The problem> Report the number of lines that include "detached", with no additional text.

Figure content listings

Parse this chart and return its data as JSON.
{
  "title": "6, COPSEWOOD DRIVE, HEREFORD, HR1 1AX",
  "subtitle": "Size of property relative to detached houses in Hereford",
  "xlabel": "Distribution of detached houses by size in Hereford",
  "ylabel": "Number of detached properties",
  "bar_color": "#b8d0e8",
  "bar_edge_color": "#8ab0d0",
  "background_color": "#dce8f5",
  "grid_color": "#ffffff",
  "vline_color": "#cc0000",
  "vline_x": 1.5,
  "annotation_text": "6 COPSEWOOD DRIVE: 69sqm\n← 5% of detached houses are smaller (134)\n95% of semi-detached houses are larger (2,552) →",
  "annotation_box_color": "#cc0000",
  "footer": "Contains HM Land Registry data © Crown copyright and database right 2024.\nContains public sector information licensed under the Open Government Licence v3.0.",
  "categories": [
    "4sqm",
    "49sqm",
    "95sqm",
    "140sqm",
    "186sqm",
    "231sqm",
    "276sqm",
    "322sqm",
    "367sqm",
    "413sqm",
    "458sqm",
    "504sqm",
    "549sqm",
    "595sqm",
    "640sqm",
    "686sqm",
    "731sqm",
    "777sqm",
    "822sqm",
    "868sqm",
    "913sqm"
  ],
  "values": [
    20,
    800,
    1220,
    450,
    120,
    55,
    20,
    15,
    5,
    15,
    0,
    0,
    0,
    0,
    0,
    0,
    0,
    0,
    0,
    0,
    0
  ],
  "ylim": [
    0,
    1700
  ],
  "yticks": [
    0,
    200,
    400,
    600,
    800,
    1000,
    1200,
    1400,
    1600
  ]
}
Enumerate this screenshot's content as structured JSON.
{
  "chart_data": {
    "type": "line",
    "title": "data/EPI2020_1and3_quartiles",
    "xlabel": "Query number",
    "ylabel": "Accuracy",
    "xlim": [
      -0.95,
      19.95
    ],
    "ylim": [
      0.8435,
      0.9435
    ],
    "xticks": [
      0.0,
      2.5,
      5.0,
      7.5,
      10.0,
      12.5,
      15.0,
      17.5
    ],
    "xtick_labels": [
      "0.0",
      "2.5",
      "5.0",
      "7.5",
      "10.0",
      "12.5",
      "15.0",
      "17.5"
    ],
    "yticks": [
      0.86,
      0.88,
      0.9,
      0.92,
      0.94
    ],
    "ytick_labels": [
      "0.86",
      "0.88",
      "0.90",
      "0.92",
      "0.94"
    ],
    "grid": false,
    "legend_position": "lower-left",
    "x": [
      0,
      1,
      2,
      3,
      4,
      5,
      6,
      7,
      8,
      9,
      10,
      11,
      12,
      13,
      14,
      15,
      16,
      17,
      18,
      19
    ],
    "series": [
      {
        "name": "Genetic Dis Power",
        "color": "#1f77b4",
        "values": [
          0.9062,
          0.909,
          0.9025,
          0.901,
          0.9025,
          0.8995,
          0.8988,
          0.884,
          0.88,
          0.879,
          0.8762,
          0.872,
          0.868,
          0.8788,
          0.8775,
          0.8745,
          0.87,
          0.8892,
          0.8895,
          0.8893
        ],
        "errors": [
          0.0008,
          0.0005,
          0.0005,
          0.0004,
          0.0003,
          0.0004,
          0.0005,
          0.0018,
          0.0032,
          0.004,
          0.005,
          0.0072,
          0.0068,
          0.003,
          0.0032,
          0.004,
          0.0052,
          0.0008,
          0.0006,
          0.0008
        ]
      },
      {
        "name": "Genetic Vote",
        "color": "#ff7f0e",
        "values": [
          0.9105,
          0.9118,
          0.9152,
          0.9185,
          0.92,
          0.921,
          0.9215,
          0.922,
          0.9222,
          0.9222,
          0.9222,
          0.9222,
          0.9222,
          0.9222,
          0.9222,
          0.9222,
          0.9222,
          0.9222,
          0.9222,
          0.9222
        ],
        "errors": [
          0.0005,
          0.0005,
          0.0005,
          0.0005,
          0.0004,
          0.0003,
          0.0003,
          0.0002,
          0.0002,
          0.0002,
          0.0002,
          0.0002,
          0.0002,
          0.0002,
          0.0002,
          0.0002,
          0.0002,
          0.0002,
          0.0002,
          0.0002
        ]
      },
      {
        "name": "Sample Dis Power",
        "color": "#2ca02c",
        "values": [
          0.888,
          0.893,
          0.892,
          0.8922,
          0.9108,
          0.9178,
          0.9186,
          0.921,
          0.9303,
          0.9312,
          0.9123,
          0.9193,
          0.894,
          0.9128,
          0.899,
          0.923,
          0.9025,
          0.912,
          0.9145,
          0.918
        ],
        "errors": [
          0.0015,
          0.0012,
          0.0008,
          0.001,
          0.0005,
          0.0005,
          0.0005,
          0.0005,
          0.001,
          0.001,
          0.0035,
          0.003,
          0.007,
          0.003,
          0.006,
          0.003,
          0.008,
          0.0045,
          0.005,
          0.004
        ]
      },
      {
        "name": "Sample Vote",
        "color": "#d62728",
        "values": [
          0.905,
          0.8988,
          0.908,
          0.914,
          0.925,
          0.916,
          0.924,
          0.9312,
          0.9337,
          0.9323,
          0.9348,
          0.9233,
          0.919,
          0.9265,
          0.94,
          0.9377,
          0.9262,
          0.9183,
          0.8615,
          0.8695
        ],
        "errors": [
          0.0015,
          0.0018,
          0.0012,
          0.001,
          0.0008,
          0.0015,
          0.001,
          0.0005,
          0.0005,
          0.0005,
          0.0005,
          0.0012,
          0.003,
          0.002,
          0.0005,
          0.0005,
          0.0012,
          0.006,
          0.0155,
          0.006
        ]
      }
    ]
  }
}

Finished task> 4